(Collected data entries)
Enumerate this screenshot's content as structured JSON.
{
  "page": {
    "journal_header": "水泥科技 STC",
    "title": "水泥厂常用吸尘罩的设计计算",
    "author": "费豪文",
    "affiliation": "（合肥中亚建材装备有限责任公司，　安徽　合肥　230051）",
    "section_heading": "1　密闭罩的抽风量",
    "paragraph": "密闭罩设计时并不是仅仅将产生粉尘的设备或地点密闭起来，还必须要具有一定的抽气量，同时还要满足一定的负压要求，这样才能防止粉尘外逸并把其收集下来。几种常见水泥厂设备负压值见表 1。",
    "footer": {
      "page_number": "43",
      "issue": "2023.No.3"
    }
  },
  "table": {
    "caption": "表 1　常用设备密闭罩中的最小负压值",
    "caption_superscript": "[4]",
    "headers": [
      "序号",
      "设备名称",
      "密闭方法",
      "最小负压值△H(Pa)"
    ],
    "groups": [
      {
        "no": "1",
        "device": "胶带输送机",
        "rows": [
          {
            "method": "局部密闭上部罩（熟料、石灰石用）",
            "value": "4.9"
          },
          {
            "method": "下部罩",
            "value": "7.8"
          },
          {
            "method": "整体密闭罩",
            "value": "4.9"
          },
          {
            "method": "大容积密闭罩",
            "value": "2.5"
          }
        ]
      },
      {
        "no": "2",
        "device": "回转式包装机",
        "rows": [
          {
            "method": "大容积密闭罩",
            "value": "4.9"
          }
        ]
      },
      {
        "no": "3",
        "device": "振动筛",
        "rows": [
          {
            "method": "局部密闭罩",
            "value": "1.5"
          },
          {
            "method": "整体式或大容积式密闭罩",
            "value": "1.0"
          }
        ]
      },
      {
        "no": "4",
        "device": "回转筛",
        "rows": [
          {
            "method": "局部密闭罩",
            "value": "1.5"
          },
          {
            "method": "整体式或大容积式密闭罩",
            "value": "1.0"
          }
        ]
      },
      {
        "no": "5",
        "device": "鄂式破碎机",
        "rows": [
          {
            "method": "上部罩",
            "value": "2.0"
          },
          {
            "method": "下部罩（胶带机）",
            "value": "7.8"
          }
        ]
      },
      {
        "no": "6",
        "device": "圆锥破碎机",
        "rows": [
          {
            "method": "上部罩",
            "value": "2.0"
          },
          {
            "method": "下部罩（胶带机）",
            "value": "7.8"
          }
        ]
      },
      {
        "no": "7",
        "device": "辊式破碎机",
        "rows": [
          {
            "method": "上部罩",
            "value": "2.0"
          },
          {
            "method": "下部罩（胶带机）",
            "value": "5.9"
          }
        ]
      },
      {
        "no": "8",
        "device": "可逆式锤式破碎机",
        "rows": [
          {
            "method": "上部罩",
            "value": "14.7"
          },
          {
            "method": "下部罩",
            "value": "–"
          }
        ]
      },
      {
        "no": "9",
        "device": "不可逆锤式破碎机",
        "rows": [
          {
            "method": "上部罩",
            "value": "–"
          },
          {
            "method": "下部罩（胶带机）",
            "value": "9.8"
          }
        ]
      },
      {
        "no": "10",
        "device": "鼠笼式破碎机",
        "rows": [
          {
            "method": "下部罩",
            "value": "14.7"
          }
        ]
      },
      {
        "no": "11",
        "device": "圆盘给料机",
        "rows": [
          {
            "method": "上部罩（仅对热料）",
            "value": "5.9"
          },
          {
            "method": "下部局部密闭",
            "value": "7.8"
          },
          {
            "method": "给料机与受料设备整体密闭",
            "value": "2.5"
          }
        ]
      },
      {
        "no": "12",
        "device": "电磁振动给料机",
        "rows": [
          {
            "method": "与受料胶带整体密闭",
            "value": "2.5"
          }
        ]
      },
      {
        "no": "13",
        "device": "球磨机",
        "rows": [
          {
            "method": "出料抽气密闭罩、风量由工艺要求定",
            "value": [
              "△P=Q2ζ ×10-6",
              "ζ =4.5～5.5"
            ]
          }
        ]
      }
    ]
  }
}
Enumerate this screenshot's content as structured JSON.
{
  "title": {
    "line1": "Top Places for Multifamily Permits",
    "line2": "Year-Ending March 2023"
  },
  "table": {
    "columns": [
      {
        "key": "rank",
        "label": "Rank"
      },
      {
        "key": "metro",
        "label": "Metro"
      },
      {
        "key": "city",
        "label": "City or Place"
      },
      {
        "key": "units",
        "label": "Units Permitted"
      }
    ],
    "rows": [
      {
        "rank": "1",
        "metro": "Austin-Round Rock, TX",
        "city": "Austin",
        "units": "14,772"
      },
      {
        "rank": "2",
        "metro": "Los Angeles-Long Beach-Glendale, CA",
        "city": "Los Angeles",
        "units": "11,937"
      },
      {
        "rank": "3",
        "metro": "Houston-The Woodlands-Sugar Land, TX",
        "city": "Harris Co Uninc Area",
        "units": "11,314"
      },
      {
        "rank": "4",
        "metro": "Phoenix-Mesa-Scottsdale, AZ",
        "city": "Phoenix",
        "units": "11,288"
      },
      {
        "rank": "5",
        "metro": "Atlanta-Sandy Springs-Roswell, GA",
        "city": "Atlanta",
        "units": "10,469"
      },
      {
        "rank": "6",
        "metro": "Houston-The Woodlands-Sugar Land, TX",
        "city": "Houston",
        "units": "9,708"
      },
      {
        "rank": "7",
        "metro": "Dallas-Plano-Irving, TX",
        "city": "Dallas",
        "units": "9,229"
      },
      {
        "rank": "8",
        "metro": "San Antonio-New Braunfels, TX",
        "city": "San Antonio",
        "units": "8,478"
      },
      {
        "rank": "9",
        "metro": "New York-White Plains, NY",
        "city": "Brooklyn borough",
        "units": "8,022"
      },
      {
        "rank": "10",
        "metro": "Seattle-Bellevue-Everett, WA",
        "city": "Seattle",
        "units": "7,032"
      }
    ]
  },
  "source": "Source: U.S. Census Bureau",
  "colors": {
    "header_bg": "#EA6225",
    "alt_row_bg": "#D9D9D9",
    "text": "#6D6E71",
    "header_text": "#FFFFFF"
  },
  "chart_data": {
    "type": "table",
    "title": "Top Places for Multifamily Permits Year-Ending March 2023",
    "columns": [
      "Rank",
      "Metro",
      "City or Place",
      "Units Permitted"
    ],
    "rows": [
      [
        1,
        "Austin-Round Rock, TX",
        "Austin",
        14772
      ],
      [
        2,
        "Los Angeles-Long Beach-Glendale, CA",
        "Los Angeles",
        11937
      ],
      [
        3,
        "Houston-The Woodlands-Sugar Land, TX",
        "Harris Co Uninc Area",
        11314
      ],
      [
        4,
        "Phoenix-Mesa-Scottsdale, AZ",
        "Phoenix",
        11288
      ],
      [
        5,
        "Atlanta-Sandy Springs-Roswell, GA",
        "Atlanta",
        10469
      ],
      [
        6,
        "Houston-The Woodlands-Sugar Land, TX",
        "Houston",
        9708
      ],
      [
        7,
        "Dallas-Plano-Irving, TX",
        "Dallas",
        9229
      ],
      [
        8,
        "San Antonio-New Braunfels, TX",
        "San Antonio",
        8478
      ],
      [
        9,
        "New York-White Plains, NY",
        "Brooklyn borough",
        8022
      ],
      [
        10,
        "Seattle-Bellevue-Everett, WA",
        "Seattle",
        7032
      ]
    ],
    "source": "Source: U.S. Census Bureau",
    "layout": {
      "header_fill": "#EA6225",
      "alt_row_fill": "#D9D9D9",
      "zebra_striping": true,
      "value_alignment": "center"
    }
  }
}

What the task requires: Within the listing, how many lines hold the word "source"? Only the number is to be given.

Task answer: 2